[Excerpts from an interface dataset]

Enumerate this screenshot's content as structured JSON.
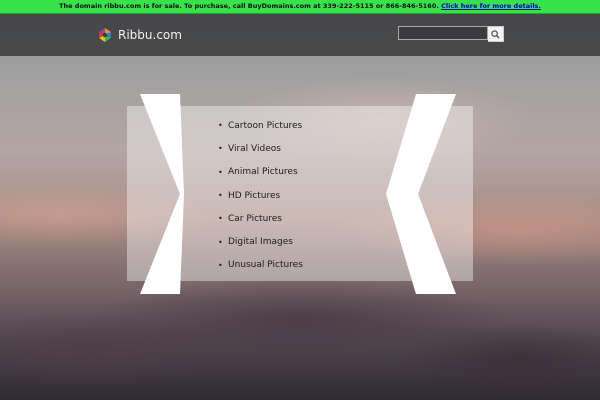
{
  "sale_banner": {
    "text": "The domain ribbu.com is for sale. To purchase, call BuyDomains.com at 339-222-5115 or 866-846-5160.",
    "link": "Click here for more details."
  },
  "header": {
    "logo_text": "Ribbu.com",
    "search": {
      "placeholder": "",
      "button_icon": "search-icon"
    }
  },
  "links": [
    {
      "label": "Cartoon Pictures"
    },
    {
      "label": "Viral Videos"
    },
    {
      "label": "Animal Pictures"
    },
    {
      "label": "HD Pictures"
    },
    {
      "label": "Car Pictures"
    },
    {
      "label": "Digital Images"
    },
    {
      "label": "Unusual Pictures"
    }
  ],
  "colors": {
    "banner_bg": "#38e24a",
    "banner_link": "#0000cc",
    "header_bg": "#3c3c3e",
    "chevron": "#ffffff"
  }
}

*About this exercise*. Set down each entry above word for word, without its pictures.

*Result of the exercise*.
Enumerate this screenshot's content as structured JSON.
{
  "sale_banner": {
    "text": "The domain ribbu.com is for sale. To purchase, call BuyDomains.com at 339-222-5115 or 866-846-5160.",
    "link": "Click here for more details."
  },
  "header": {
    "logo_text": "Ribbu.com",
    "search": {
      "placeholder": "",
      "button_icon": "search-icon"
    }
  },
  "links": [
    {
      "label": "Cartoon Pictures"
    },
    {
      "label": "Viral Videos"
    },
    {
      "label": "Animal Pictures"
    },
    {
      "label": "HD Pictures"
    },
    {
      "label": "Car Pictures"
    },
    {
      "label": "Digital Images"
    },
    {
      "label": "Unusual Pictures"
    }
  ],
  "colors": {
    "banner_bg": "#38e24a",
    "banner_link": "#0000cc",
    "header_bg": "#3c3c3e",
    "chevron": "#ffffff"
  }
}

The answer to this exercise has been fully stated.